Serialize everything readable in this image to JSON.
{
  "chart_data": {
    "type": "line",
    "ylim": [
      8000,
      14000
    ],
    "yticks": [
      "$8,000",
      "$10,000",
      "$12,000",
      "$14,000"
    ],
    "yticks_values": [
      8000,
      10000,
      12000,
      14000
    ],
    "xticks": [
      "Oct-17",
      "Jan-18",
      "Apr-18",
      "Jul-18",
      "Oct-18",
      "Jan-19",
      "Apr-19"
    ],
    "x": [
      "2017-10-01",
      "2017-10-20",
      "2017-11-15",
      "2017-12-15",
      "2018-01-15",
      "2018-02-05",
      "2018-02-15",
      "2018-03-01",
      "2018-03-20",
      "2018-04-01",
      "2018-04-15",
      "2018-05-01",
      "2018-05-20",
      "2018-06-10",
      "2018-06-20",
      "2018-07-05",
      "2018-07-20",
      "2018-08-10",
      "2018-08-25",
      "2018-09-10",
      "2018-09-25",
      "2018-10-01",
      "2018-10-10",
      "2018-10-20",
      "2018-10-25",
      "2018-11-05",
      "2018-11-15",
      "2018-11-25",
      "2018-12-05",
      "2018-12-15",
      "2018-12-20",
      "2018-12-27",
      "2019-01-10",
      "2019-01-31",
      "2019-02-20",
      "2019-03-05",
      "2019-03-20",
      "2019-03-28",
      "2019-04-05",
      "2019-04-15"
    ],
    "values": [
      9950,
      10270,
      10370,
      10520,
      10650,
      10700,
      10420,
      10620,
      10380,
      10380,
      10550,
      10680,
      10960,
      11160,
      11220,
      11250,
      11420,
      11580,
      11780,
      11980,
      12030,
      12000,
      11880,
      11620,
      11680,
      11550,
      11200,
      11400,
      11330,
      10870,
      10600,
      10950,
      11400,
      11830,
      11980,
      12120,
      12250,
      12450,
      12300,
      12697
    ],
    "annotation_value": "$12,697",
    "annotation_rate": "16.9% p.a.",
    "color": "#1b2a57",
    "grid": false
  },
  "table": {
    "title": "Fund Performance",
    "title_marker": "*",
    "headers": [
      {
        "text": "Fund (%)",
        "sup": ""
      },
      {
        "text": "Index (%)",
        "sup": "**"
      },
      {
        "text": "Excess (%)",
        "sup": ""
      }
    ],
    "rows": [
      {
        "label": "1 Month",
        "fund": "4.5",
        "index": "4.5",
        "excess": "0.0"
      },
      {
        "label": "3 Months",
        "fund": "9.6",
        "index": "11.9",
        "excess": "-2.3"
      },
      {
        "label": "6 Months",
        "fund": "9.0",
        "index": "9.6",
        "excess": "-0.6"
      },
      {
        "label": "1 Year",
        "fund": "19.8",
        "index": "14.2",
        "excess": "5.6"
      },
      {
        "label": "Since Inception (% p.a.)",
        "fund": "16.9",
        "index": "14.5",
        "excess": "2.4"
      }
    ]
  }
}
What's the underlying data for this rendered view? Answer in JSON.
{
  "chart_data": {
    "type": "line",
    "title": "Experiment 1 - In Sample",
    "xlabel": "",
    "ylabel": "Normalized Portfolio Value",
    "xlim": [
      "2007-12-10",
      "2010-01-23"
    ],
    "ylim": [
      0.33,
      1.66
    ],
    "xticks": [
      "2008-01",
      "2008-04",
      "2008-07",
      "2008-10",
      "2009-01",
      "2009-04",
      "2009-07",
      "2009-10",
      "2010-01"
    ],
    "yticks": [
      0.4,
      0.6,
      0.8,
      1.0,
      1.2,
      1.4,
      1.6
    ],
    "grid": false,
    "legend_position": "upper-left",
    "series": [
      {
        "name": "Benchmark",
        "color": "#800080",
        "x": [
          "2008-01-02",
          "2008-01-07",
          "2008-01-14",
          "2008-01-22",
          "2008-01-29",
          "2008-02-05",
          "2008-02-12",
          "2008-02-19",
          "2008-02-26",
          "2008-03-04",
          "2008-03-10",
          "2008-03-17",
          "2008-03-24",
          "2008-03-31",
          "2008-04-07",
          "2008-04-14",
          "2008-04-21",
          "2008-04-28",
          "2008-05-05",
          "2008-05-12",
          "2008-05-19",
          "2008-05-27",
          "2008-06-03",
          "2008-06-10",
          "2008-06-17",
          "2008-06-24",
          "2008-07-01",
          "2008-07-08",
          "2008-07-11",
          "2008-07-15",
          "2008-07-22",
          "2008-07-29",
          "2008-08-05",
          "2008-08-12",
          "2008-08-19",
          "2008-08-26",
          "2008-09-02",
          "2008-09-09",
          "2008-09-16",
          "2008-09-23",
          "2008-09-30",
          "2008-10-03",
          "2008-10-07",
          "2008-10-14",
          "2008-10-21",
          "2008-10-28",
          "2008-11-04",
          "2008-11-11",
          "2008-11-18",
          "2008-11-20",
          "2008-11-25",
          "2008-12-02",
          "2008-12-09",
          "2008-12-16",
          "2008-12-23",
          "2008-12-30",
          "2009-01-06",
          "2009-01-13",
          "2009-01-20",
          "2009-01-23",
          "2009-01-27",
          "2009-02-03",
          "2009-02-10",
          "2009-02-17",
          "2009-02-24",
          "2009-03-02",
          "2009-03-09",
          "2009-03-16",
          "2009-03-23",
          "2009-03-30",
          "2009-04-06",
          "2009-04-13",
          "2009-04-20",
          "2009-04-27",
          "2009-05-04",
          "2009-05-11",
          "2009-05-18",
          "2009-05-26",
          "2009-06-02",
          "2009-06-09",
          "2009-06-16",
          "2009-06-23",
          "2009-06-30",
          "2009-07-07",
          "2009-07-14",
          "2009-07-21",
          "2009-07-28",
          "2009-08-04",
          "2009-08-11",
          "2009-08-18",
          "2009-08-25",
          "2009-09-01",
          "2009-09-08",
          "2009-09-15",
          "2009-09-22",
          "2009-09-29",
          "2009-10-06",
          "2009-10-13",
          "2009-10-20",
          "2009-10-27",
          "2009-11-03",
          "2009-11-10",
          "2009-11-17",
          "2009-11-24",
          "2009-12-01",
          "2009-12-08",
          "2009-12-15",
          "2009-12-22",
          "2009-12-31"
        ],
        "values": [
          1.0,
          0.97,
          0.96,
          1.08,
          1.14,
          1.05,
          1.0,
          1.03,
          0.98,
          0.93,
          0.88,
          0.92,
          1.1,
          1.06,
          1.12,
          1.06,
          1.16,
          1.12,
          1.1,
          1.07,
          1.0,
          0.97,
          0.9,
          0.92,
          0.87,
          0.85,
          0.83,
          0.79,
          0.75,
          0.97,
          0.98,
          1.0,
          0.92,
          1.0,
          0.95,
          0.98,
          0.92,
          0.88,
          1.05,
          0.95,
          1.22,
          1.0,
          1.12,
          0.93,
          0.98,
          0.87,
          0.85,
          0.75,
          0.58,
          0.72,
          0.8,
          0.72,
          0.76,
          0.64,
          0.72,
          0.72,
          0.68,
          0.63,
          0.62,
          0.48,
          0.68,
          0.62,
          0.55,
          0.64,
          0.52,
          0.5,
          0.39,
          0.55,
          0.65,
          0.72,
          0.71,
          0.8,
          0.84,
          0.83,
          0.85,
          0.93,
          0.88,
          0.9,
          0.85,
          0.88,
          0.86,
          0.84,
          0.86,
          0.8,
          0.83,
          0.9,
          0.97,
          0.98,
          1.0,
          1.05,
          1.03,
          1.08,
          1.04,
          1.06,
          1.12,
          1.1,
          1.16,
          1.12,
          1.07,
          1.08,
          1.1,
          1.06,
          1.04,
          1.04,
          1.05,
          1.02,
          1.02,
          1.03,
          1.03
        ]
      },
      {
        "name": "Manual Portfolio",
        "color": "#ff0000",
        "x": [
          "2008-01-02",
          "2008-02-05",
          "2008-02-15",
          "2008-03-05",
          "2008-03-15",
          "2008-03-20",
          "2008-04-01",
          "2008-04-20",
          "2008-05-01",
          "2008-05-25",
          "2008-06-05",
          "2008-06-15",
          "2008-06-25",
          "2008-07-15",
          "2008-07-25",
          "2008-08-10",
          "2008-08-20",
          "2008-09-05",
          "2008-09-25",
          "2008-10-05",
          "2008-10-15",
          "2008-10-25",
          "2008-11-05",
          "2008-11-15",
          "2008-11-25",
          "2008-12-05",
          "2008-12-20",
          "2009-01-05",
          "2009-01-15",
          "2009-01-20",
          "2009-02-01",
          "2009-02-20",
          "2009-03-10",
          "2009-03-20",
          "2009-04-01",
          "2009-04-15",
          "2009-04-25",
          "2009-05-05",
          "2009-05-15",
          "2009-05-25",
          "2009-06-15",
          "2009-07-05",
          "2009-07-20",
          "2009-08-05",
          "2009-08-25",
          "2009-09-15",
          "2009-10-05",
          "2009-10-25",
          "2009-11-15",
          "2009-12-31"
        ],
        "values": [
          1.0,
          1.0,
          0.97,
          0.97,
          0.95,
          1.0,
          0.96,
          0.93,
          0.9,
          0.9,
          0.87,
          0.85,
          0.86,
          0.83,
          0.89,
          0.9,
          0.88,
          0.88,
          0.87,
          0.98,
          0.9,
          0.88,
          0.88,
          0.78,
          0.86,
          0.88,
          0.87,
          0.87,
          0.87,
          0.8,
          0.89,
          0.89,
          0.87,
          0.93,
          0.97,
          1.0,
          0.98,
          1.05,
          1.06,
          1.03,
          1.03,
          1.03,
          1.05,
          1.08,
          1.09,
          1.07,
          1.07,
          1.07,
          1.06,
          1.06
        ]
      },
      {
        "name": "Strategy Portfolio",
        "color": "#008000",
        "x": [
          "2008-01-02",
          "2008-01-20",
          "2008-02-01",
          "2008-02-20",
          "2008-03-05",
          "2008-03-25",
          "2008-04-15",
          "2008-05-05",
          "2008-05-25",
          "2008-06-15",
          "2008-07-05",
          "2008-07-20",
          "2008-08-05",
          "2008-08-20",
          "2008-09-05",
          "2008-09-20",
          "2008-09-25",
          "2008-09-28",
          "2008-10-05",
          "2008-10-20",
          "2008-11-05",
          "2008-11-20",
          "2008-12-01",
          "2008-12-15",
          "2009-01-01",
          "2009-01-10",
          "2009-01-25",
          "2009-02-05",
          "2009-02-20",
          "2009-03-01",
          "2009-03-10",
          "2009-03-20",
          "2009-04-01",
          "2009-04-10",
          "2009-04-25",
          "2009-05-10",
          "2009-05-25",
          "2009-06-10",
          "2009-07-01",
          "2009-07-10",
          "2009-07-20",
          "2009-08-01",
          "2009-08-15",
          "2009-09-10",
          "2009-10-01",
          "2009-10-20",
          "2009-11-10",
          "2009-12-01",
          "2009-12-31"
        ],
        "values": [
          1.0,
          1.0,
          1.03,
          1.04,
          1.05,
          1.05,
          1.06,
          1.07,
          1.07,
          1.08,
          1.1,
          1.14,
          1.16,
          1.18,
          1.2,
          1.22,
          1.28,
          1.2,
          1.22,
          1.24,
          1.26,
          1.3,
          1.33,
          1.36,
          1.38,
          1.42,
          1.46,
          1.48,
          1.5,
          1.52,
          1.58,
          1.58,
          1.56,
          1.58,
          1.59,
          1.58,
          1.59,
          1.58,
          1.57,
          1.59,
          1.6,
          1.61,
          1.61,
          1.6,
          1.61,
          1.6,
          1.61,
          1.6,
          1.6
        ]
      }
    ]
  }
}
+ + + +
- [DIRECTIONS] Show, from the material above, each line that includes the string "this".

- [COMPLETED TASK]
Serialize everything readable in this image to JSON.
What's the underlying data for this rendered view? Answer in JSON.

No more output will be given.